## Start MATERIAL TO PROCESS

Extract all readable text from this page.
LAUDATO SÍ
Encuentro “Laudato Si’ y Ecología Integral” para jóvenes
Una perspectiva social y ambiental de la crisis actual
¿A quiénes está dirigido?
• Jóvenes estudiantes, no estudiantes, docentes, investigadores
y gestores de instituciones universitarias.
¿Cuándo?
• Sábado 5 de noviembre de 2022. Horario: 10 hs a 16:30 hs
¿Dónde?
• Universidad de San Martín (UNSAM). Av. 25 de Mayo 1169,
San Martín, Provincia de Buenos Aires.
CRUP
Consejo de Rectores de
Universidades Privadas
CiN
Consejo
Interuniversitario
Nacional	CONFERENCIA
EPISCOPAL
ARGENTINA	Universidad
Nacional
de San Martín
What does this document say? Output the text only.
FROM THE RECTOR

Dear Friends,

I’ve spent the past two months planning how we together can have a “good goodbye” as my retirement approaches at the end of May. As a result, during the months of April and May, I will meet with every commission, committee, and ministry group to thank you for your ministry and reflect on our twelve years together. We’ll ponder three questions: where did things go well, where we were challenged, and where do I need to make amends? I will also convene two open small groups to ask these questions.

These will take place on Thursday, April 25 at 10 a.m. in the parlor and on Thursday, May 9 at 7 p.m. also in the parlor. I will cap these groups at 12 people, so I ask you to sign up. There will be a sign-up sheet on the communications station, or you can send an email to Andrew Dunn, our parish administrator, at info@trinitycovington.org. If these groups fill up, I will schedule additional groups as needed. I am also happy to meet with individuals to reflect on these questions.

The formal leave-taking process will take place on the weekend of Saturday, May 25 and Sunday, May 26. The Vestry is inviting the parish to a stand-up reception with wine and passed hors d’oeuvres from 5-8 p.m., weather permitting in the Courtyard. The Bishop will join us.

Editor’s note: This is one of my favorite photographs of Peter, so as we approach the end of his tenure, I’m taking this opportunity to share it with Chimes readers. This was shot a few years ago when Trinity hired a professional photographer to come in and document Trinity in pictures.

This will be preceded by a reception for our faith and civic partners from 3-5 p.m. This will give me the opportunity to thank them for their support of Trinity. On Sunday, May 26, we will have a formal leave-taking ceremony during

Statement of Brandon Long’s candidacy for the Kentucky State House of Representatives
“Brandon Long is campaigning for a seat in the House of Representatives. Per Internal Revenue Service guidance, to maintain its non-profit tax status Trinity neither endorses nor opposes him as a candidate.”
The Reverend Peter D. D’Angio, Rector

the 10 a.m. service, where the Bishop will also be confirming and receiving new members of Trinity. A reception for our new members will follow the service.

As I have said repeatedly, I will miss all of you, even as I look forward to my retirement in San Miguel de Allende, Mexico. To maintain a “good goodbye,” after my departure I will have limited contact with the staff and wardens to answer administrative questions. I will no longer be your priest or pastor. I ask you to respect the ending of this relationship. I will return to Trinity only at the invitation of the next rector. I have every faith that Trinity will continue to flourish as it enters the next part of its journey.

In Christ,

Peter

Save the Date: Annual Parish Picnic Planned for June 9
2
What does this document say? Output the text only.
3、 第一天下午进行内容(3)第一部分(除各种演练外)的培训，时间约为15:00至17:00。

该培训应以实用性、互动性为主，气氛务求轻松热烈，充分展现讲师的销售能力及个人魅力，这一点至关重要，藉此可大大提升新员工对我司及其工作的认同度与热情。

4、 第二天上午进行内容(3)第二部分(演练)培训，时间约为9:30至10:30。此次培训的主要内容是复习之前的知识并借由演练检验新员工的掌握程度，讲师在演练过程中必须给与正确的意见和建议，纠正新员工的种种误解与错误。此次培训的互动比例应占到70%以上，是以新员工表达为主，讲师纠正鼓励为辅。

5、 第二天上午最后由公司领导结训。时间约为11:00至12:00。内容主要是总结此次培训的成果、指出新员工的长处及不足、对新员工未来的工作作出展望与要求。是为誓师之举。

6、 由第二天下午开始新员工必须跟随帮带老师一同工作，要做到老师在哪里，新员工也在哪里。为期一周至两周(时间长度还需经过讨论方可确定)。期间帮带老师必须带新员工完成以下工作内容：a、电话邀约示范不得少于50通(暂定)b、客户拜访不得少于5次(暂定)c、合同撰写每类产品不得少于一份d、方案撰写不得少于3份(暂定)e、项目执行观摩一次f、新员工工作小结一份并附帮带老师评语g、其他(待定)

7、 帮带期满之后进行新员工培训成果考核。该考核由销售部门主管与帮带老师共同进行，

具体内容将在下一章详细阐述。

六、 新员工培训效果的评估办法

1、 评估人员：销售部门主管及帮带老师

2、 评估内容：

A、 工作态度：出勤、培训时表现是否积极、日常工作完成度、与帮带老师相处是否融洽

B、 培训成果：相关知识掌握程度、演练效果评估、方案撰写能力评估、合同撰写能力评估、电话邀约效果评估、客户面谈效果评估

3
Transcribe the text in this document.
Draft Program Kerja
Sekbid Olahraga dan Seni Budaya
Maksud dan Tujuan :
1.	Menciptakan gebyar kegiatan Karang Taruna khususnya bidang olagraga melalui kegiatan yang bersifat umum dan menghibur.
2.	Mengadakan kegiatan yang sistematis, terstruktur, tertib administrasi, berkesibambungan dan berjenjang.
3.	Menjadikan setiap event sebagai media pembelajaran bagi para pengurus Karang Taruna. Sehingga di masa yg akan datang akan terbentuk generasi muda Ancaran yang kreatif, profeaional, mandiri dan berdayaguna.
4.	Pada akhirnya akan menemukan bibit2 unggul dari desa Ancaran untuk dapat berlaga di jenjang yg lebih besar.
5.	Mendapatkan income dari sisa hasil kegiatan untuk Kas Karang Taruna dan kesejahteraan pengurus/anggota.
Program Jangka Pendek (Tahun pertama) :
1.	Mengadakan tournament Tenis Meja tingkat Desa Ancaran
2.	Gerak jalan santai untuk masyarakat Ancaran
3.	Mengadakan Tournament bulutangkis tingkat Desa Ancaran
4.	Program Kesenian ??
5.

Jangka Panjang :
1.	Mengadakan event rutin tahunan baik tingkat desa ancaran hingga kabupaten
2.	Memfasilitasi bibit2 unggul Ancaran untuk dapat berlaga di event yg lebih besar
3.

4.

## End MATERIAL TO PROCESS

**EXERCISE REQUIREMENTS:** Your task is to gather all lines from the entries above that hold the word "dari".

**ANSWER TO THE TASK:**
4.	Pada akhirnya akan menemukan bibit2 unggul dari desa Ancaran untuk dapat berlaga di jenjang yg lebih besar.
5.	Mendapatkan income dari sisa hasil kegiatan untuk Kas Karang Taruna dan kesejahteraan pengurus/anggota.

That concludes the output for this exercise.